• _GOAL_:
From the entries below, copy out every line with "wyświetlane" in it.

(Data records)
★ ★ ★ ★ ★

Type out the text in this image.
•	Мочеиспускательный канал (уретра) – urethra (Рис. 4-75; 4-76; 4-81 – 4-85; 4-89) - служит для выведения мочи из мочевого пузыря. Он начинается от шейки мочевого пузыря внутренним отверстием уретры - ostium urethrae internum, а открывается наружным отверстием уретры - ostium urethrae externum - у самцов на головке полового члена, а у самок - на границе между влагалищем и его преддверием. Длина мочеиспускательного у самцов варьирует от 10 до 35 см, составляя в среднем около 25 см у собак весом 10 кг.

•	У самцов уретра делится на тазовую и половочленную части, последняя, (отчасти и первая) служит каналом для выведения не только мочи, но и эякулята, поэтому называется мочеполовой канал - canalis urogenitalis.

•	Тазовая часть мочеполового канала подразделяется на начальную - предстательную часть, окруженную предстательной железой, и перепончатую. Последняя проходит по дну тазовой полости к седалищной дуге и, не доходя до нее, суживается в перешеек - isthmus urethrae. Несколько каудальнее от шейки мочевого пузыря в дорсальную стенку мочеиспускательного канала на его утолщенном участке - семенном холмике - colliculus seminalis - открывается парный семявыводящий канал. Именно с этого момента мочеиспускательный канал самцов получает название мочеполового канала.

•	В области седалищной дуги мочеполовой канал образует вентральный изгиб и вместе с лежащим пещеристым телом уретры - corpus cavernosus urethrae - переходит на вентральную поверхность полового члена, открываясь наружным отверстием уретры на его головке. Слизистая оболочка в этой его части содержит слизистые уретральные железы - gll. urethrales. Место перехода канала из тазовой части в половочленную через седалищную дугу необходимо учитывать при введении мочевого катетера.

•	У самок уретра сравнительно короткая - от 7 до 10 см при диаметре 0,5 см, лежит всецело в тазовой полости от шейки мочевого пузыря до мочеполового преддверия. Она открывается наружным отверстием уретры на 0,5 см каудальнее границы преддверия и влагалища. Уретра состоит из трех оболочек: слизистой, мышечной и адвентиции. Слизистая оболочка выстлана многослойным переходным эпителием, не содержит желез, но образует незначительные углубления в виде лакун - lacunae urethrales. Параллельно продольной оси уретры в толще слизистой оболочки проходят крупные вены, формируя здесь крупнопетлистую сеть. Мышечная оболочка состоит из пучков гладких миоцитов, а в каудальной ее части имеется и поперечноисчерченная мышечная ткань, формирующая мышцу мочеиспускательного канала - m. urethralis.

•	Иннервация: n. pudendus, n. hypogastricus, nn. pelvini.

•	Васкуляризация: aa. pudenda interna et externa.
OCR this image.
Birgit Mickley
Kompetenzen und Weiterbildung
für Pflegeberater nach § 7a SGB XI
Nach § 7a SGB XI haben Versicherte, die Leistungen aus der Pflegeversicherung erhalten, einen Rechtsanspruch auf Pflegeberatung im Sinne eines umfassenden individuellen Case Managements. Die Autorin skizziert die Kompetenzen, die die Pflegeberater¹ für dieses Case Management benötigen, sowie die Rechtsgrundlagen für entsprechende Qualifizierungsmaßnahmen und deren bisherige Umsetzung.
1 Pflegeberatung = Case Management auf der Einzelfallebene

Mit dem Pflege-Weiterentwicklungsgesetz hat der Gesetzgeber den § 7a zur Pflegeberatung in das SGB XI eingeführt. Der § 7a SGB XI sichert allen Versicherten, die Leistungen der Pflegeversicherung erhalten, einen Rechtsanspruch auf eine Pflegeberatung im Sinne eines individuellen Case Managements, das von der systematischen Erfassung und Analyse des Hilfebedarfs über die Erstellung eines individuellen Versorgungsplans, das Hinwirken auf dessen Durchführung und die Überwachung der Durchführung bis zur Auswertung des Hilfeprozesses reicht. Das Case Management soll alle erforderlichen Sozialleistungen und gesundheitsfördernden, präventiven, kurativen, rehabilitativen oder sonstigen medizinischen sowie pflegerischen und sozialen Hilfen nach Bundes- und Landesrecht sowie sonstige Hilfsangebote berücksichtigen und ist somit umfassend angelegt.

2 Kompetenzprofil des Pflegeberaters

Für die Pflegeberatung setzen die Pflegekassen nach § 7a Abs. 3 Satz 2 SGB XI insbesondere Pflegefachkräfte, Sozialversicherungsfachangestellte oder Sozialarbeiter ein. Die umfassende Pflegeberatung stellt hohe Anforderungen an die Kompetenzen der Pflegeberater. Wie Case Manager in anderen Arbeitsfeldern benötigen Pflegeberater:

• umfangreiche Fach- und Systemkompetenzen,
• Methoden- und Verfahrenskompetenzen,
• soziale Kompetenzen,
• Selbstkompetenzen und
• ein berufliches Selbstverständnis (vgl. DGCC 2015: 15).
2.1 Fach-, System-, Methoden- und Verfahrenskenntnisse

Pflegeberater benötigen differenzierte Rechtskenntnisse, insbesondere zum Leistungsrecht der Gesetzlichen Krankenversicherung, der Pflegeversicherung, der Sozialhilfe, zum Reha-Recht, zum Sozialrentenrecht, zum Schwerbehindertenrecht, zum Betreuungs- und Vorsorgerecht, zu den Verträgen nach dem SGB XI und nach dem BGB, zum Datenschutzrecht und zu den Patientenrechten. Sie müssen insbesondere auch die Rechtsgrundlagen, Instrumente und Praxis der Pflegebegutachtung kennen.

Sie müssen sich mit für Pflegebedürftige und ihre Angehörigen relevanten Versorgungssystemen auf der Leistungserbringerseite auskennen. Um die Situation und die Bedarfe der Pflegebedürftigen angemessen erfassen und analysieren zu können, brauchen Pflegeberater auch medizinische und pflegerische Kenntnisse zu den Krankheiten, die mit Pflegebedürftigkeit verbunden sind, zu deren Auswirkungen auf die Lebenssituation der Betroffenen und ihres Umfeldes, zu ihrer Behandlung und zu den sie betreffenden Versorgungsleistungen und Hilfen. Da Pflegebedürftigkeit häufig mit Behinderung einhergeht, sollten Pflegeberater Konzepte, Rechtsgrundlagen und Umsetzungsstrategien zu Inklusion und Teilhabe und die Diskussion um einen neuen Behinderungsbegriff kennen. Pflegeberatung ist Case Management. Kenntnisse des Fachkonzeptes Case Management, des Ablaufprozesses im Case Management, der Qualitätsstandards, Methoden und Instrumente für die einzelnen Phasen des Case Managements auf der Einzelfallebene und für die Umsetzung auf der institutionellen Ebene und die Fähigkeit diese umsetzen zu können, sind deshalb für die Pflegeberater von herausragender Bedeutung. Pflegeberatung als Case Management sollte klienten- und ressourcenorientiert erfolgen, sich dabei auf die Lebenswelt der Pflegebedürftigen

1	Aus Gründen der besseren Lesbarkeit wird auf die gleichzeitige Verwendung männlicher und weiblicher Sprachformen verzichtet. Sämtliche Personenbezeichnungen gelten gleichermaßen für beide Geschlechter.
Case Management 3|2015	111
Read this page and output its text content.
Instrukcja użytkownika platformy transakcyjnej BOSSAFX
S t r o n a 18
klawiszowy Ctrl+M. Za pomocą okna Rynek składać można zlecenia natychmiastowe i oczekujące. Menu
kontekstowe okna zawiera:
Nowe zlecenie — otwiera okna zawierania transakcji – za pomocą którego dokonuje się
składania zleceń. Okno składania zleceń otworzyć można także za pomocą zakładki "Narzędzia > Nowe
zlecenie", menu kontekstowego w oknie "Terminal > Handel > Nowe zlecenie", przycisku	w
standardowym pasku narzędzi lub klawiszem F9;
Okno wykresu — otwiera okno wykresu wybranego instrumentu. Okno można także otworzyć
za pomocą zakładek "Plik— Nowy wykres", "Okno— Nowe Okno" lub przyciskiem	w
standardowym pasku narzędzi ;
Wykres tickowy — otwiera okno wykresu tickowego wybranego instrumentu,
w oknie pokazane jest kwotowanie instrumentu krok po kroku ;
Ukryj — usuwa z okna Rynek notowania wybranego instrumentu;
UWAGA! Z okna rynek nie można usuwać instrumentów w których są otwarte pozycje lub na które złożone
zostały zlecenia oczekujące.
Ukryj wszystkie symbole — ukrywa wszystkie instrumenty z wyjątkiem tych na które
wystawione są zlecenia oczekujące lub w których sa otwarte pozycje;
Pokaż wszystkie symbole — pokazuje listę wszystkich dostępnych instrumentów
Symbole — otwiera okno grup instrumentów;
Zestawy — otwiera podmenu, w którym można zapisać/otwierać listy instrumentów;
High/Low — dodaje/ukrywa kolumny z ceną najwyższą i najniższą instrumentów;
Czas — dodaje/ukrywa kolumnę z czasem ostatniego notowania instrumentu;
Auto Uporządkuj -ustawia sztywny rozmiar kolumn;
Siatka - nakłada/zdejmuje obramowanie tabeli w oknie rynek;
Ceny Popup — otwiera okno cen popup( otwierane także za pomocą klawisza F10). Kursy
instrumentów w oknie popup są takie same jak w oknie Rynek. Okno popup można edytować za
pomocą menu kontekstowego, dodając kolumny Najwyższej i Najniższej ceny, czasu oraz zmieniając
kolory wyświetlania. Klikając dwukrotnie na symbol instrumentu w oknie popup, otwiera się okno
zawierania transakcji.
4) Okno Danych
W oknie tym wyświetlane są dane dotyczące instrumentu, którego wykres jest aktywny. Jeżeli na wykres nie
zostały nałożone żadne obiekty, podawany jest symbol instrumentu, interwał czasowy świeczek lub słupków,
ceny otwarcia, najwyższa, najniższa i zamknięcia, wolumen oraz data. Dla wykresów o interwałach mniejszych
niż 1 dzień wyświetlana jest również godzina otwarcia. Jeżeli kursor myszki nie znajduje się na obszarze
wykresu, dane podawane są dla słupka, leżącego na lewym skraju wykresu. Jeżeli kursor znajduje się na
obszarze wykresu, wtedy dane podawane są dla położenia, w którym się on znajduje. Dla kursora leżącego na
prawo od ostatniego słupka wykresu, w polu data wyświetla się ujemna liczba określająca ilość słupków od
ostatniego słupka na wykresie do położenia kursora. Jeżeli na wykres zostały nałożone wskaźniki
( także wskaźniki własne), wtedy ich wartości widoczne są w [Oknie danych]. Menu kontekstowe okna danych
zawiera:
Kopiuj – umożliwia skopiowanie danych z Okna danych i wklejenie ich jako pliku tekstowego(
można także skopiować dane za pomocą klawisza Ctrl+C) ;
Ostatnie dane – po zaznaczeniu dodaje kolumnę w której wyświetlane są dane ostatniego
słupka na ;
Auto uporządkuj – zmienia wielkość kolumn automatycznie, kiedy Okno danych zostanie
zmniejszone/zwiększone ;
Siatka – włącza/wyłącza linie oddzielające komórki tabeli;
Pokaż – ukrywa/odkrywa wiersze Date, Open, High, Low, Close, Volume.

★ ★ ★ ★ ★

• _PROBLEM SOLUTION_:
W oknie tym wyświetlane są dane dotyczące instrumentu, którego wykres jest aktywny. Jeżeli na wykres nie
Ostatnie dane – po zaznaczeniu dodaje kolumnę w której wyświetlane są dane ostatniego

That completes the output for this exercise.